What follows is a set of records; repeat all of them exactly.

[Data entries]
+ + + +

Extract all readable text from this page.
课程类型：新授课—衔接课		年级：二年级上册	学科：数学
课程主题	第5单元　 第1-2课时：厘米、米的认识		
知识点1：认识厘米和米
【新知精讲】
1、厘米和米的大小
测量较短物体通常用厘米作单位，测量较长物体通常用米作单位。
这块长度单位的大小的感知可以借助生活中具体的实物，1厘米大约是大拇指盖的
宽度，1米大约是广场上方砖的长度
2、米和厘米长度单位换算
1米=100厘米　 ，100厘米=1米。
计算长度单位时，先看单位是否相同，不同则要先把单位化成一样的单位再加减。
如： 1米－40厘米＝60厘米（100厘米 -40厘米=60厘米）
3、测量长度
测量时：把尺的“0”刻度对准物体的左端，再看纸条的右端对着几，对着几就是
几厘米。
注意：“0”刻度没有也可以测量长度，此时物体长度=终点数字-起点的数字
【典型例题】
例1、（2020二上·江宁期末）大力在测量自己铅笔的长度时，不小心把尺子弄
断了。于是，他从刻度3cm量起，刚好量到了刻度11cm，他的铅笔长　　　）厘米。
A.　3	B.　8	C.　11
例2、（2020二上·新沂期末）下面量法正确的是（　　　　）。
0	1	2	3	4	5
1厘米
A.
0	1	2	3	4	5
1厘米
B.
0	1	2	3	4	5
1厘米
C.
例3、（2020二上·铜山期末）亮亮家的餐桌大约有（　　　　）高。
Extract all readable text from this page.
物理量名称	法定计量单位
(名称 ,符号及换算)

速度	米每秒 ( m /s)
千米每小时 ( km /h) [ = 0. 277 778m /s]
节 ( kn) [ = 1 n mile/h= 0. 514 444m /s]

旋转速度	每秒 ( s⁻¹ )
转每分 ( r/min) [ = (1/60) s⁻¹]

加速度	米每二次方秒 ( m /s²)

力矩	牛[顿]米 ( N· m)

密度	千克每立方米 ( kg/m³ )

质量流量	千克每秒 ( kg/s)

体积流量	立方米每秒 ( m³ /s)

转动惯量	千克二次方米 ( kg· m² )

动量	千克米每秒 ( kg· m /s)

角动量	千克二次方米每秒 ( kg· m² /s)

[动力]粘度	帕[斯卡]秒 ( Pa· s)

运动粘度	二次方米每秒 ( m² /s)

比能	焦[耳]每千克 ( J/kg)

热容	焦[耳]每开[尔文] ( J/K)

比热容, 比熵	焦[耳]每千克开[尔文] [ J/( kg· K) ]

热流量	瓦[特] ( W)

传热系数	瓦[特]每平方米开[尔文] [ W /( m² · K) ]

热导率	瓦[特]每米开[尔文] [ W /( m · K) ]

+ + + +

» Written reply
Extract all readable text from this page.
课程类型：新授课—衔接课		年级：二年级上册	学科：数学
课程主题	第5单元　 第1-2课时：厘米、米的认识		
知识点1：认识厘米和米
【新知精讲】
1、厘米和米的大小
测量较短物体通常用厘米作单位，测量较长物体通常用米作单位。
这块长度单位的大小的感知可以借助生活中具体的实物，1厘米大约是大拇指盖的
宽度，1米大约是广场上方砖的长度
2、米和厘米长度单位换算
1米=100厘米　 ，100厘米=1米。
计算长度单位时，先看单位是否相同，不同则要先把单位化成一样的单位再加减。
如： 1米－40厘米＝60厘米（100厘米 -40厘米=60厘米）
3、测量长度
测量时：把尺的“0”刻度对准物体的左端，再看纸条的右端对着几，对着几就是
几厘米。
注意：“0”刻度没有也可以测量长度，此时物体长度=终点数字-起点的数字
【典型例题】
例1、（2020二上·江宁期末）大力在测量自己铅笔的长度时，不小心把尺子弄
断了。于是，他从刻度3cm量起，刚好量到了刻度11cm，他的铅笔长　　　）厘米。
A.　3	B.　8	C.　11
例2、（2020二上·新沂期末）下面量法正确的是（　　　　）。
0	1	2	3	4	5
1厘米
A.
0	1	2	3	4	5
1厘米
B.
0	1	2	3	4	5
1厘米
C.
例3、（2020二上·铜山期末）亮亮家的餐桌大约有（　　　　）高。
Extract all readable text from this page.
物理量名称	法定计量单位
(名称 ,符号及换算)

速度	米每秒 ( m /s)
千米每小时 ( km /h) [ = 0. 277 778m /s]
节 ( kn) [ = 1 n mile/h= 0. 514 444m /s]

旋转速度	每秒 ( s⁻¹ )
转每分 ( r/min) [ = (1/60) s⁻¹]

加速度	米每二次方秒 ( m /s²)

力矩	牛[顿]米 ( N· m)

密度	千克每立方米 ( kg/m³ )

质量流量	千克每秒 ( kg/s)

体积流量	立方米每秒 ( m³ /s)

转动惯量	千克二次方米 ( kg· m² )

动量	千克米每秒 ( kg· m /s)

角动量	千克二次方米每秒 ( kg· m² /s)

[动力]粘度	帕[斯卡]秒 ( Pa· s)

运动粘度	二次方米每秒 ( m² /s)

比能	焦[耳]每千克 ( J/kg)

热容	焦[耳]每开[尔文] ( J/K)

比热容, 比熵	焦[耳]每千克开[尔文] [ J/( kg· K) ]

热流量	瓦[特] ( W)

传热系数	瓦[特]每平方米开[尔文] [ W /( m² · K) ]

热导率	瓦[特]每米开[尔文] [ W /( m · K) ]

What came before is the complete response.